_Instructions to follow_. In your copy, repeat the records exactly and leave out the pictures.

(Extracted data entries)
☆ ☆ ☆
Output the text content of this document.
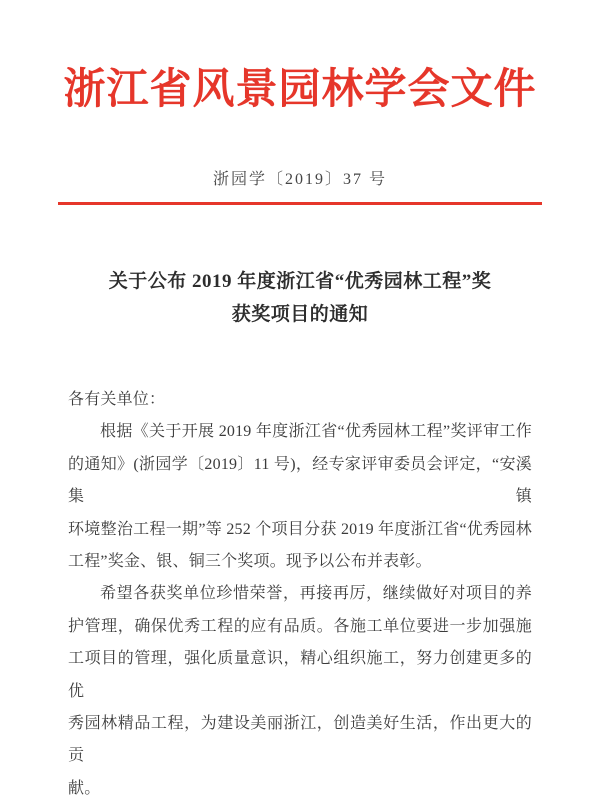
浙江省风景园林学会文件
浙园学〔2019〕37 号
关于公布 2019 年度浙江省“优秀园林工程”奖
获奖项目的通知
各有关单位：
根据《关于开展 2019 年度浙江省“优秀园林工程”奖评审工作
的通知》(浙园学〔2019〕11 号)，经专家评审委员会评定，“安溪集镇
环境整治工程一期”等 252 个项目分获 2019 年度浙江省“优秀园林
工程”奖金、银、铜三个奖项。现予以公布并表彰。
希望各获奖单位珍惜荣誉，再接再厉，继续做好对项目的养
护管理，确保优秀工程的应有品质。各施工单位要进一步加强施
工项目的管理，强化质量意识，精心组织施工，努力创建更多的优
秀园林精品工程，为建设美丽浙江，创造美好生活，作出更大的贡
献。
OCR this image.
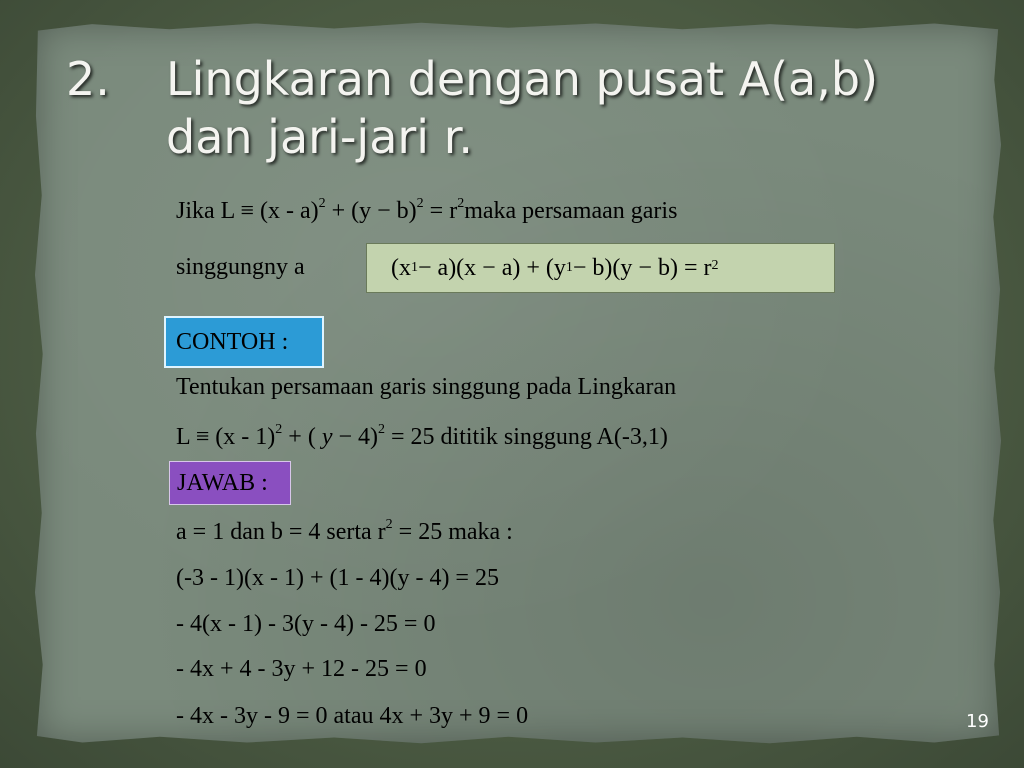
2. Lingkaran dengan pusat A(a,b) dan jari-jari r.
Jika $L \equiv (x - a)^2 + (y - b)^2$ = $r^2maka$ persamaan garis
singgungny a	(x 1 − a)(x − a) + (y $1 - b)(y - b) = r^2$
CONTOH :
Tentukan persamaan garis singgung pada Lingkaran
L ≡ (x - 1)$^2$ + ( y − 4)$^2$ = 25 dititik singgung A(-3,1)
JAWAB :
a = 1 dan b = 4 serta $r^2 = 25$ maka :
(-3 - 1)(x - 1) + (1 - 4)(y - 4) = 25
- 4(x - 1) - 3(y - 4) - 25 = 0
- 4x + 4 - 3y + 12 - 25 = 0
- 4x - 3y - 9 = 0 atau 4x + 3y + 9 = 0	19
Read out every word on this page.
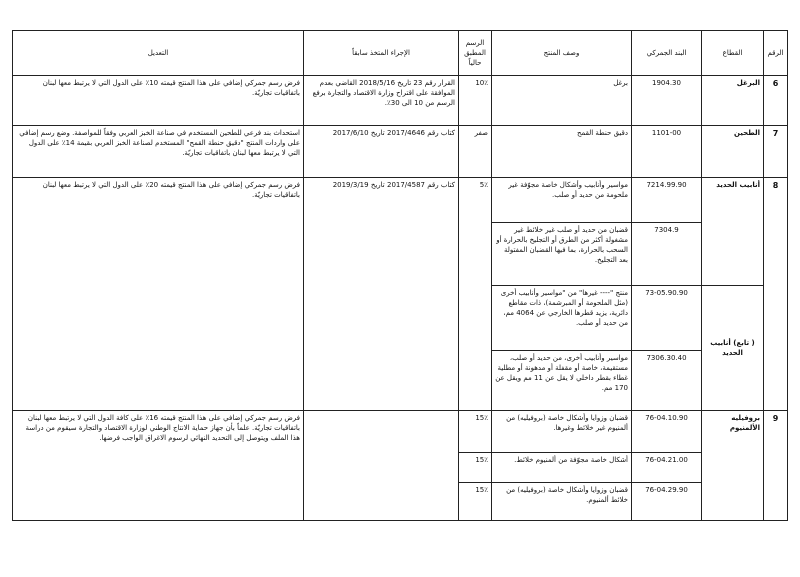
الرقم	القطاع	البند الجمركي	وصف المنتج	الرسم المطبق حالياً	الإجراء المتخذ سابقاً	التعديل
6	البرغل	1904.30	برغل	10٪	القرار رقم 23 تاريخ 2018/5/16 القاضي بعدم الموافقة على اقتراح وزارة الاقتصاد والتجارة برفع الرسم من 10 الى 30٪.	فرض رسم جمركي إضافي على هذا المنتج قيمته 10٪ على الدول التي لا يرتبط معها لبنان باتفاقيات تجاريّة.
7	الطحين	1101-00	دقيق حنطة القمح	صفر	كتاب رقم 2017/4646 تاريخ 2017/6/10	استحداث بند فرعي للطحين المستخدم في صناعة الخبز العربي وفقاً للمواصفة. وضع رسم إضافي على واردات المنتج "دقيق حنطة القمح" المستخدم لصناعة الخبز العربي بقيمة 14٪ على الدول التي لا يرتبط معها لبنان باتفاقيات تجاريّة.
8	أنابيب الحديد	7214.99.90	مواسير وأنابيب وأشكال خاصة مجوّفة غير ملحومة من حديد أو صلب.	5٪	كتاب رقم 2017/4587 تاريخ 2019/3/19	فرض رسم جمركي إضافي على هذا المنتج قيمته 20٪ على الدول التي لا يرتبط معها لبنان باتفاقيات تجاريّة.
		7304.9	قضبان من حديد أو صلب غير خلائط غير مشغولة أكثر من الطرق أو التجليخ بالحرارة أو السحب بالحرارة، بما فيها القضبان المفتولة بعد التجليخ.			
	( تابع) أنابيب الحديد	73-05.90.90	منتج "---- غيرها" من "مواسير وأنابيب أخرى (مثل الملحومة أو المبرشمة)، ذات مقاطع دائرية، يزيد قطرها الخارجي عن 4064 مم، من حديد أو صلب.			
		7306.30.40	مواسير وأنابيب أخرى، من حديد أو صلب، مستقيمة، خاصة أو مقفلة أو مدهونة أو مطلية غطاء بقطر داخلي لا يقل عن 11 مم ويقل عن 170 مم.			
9	بروفيليه الألمنيوم	76-04.10.90	قضبان وزوايا وأشكال خاصة (بروفيليه) من ألمنيوم غير خلائط وغيرها.	15٪		فرض رسم جمركي إضافي على هذا المنتج قيمته 16٪ على كافة الدول التي لا يرتبط معها لبنان باتفاقيات تجاريّة. علماً بأن جهاز حماية الانتاج الوطني لوزارة الاقتصاد والتجارة سيقوم من دراسة هذا الملف ويتوصل إلى التحديد النهائي لرسوم الاغراق الواجب فرضها.
		76-04.21.00	أشكال خاصة مجوّفة من ألمنيوم خلائط.	15٪		
		76-04.29.90	قضبان وزوايا وأشكال خاصة (بروفيليه) من خلائط ألمنيوم.	15٪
☆ ☆ ☆
_Response_.
Output the text content of this document.
浙江省风景园林学会文件
浙园学〔2019〕37 号
关于公布 2019 年度浙江省“优秀园林工程”奖
获奖项目的通知
各有关单位：
根据《关于开展 2019 年度浙江省“优秀园林工程”奖评审工作
的通知》(浙园学〔2019〕11 号)，经专家评审委员会评定，“安溪集镇
环境整治工程一期”等 252 个项目分获 2019 年度浙江省“优秀园林
工程”奖金、银、铜三个奖项。现予以公布并表彰。
希望各获奖单位珍惜荣誉，再接再厉，继续做好对项目的养
护管理，确保优秀工程的应有品质。各施工单位要进一步加强施
工项目的管理，强化质量意识，精心组织施工，努力创建更多的优
秀园林精品工程，为建设美丽浙江，创造美好生活，作出更大的贡
献。
OCR this image.
2. Lingkaran dengan pusat A(a,b) dan jari-jari r.
Jika $L \equiv (x - a)^2 + (y - b)^2$ = $r^2maka$ persamaan garis
singgungny a	(x 1 − a)(x − a) + (y $1 - b)(y - b) = r^2$
CONTOH :
Tentukan persamaan garis singgung pada Lingkaran
L ≡ (x - 1)$^2$ + ( y − 4)$^2$ = 25 dititik singgung A(-3,1)
JAWAB :
a = 1 dan b = 4 serta $r^2 = 25$ maka :
(-3 - 1)(x - 1) + (1 - 4)(y - 4) = 25
- 4(x - 1) - 3(y - 4) - 25 = 0
- 4x + 4 - 3y + 12 - 25 = 0
- 4x - 3y - 9 = 0 atau 4x + 3y + 9 = 0	19
Read out every word on this page.
الرقم	القطاع	البند الجمركي	وصف المنتج	الرسم المطبق حالياً	الإجراء المتخذ سابقاً	التعديل
6	البرغل	1904.30	برغل	10٪	القرار رقم 23 تاريخ 2018/5/16 القاضي بعدم الموافقة على اقتراح وزارة الاقتصاد والتجارة برفع الرسم من 10 الى 30٪.	فرض رسم جمركي إضافي على هذا المنتج قيمته 10٪ على الدول التي لا يرتبط معها لبنان باتفاقيات تجاريّة.
7	الطحين	1101-00	دقيق حنطة القمح	صفر	كتاب رقم 2017/4646 تاريخ 2017/6/10	استحداث بند فرعي للطحين المستخدم في صناعة الخبز العربي وفقاً للمواصفة. وضع رسم إضافي على واردات المنتج "دقيق حنطة القمح" المستخدم لصناعة الخبز العربي بقيمة 14٪ على الدول التي لا يرتبط معها لبنان باتفاقيات تجاريّة.
8	أنابيب الحديد	7214.99.90	مواسير وأنابيب وأشكال خاصة مجوّفة غير ملحومة من حديد أو صلب.	5٪	كتاب رقم 2017/4587 تاريخ 2019/3/19	فرض رسم جمركي إضافي على هذا المنتج قيمته 20٪ على الدول التي لا يرتبط معها لبنان باتفاقيات تجاريّة.
		7304.9	قضبان من حديد أو صلب غير خلائط غير مشغولة أكثر من الطرق أو التجليخ بالحرارة أو السحب بالحرارة، بما فيها القضبان المفتولة بعد التجليخ.			
	( تابع) أنابيب الحديد	73-05.90.90	منتج "---- غيرها" من "مواسير وأنابيب أخرى (مثل الملحومة أو المبرشمة)، ذات مقاطع دائرية، يزيد قطرها الخارجي عن 4064 مم، من حديد أو صلب.			
		7306.30.40	مواسير وأنابيب أخرى، من حديد أو صلب، مستقيمة، خاصة أو مقفلة أو مدهونة أو مطلية غطاء بقطر داخلي لا يقل عن 11 مم ويقل عن 170 مم.			
9	بروفيليه الألمنيوم	76-04.10.90	قضبان وزوايا وأشكال خاصة (بروفيليه) من ألمنيوم غير خلائط وغيرها.	15٪		فرض رسم جمركي إضافي على هذا المنتج قيمته 16٪ على كافة الدول التي لا يرتبط معها لبنان باتفاقيات تجاريّة. علماً بأن جهاز حماية الانتاج الوطني لوزارة الاقتصاد والتجارة سيقوم من دراسة هذا الملف ويتوصل إلى التحديد النهائي لرسوم الاغراق الواجب فرضها.
		76-04.21.00	أشكال خاصة مجوّفة من ألمنيوم خلائط.	15٪		
		76-04.29.90	قضبان وزوايا وأشكال خاصة (بروفيليه) من خلائط ألمنيوم.	15٪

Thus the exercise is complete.